▶ What the task asks: Produce a word-for-word copy of the listing below without its pictures.
Data in this exercise start
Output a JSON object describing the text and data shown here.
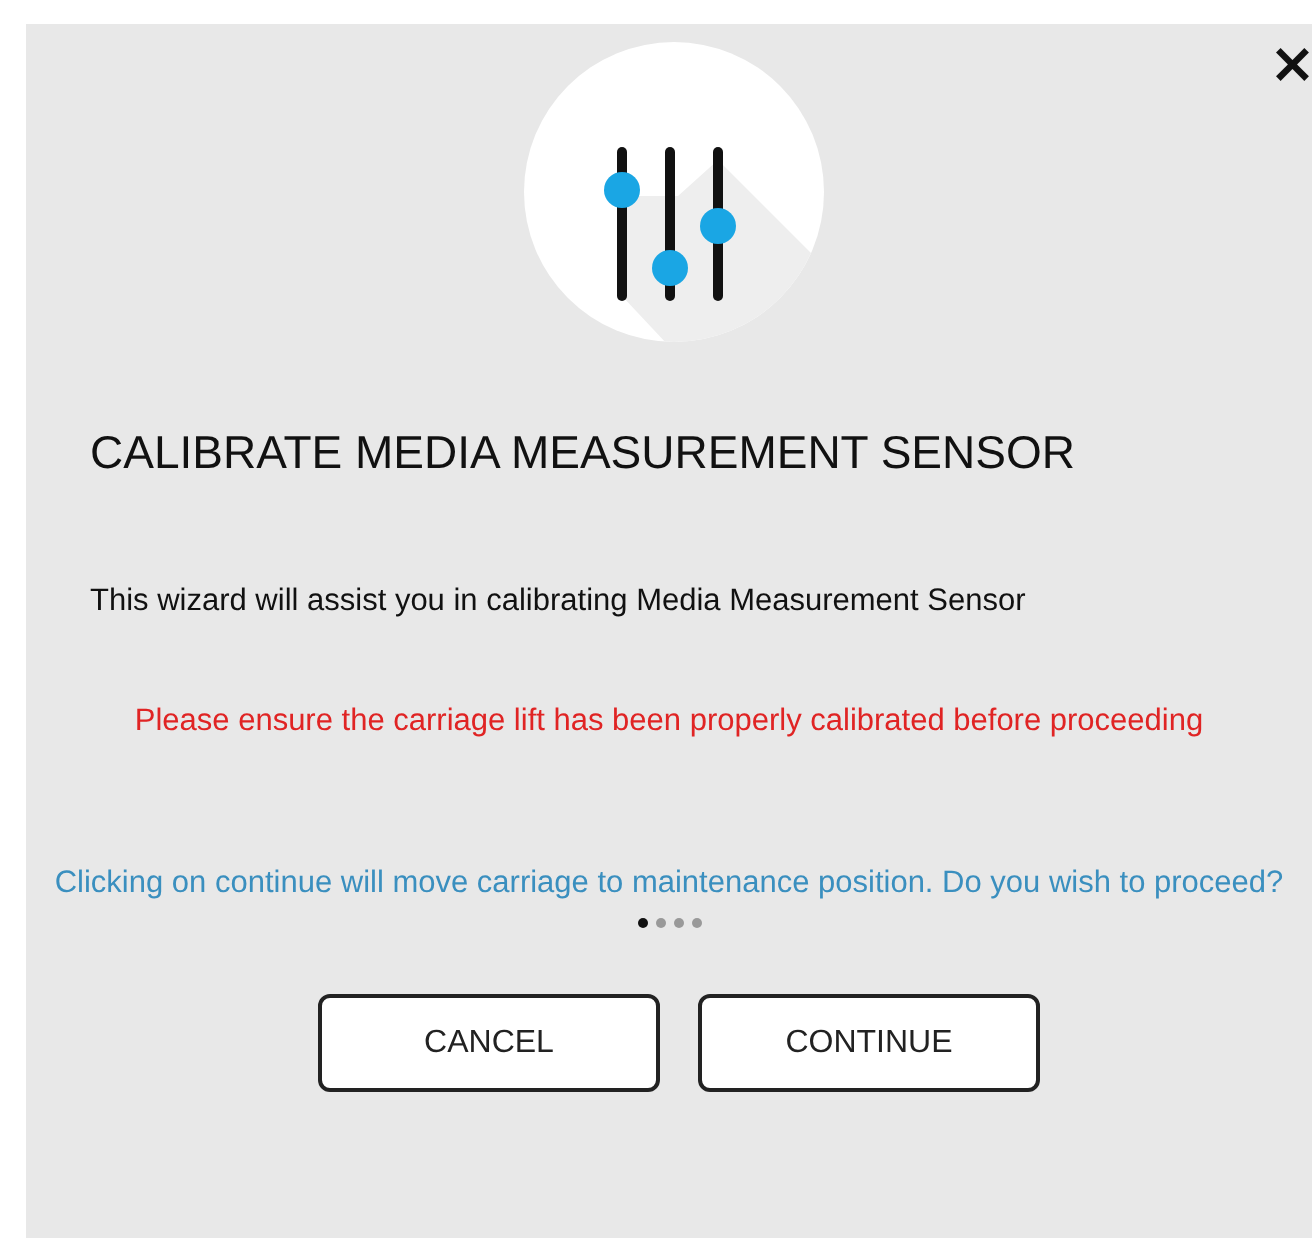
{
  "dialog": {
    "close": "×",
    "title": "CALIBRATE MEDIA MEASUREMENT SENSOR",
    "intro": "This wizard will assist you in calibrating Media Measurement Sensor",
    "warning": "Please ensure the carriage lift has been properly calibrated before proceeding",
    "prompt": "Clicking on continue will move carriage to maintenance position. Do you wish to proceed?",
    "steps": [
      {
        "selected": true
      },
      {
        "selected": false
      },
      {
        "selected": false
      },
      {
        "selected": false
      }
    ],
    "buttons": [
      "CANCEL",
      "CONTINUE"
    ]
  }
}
Data in this exercise end
▶ Solution to the exercise:
Output a JSON object describing the text and data shown here.
{
  "dialog": {
    "close": "×",
    "title": "CALIBRATE MEDIA MEASUREMENT SENSOR",
    "intro": "This wizard will assist you in calibrating Media Measurement Sensor",
    "warning": "Please ensure the carriage lift has been properly calibrated before proceeding",
    "prompt": "Clicking on continue will move carriage to maintenance position. Do you wish to proceed?",
    "steps": [
      {
        "selected": true
      },
      {
        "selected": false
      },
      {
        "selected": false
      },
      {
        "selected": false
      }
    ],
    "buttons": [
      "CANCEL",
      "CONTINUE"
    ]
  }
}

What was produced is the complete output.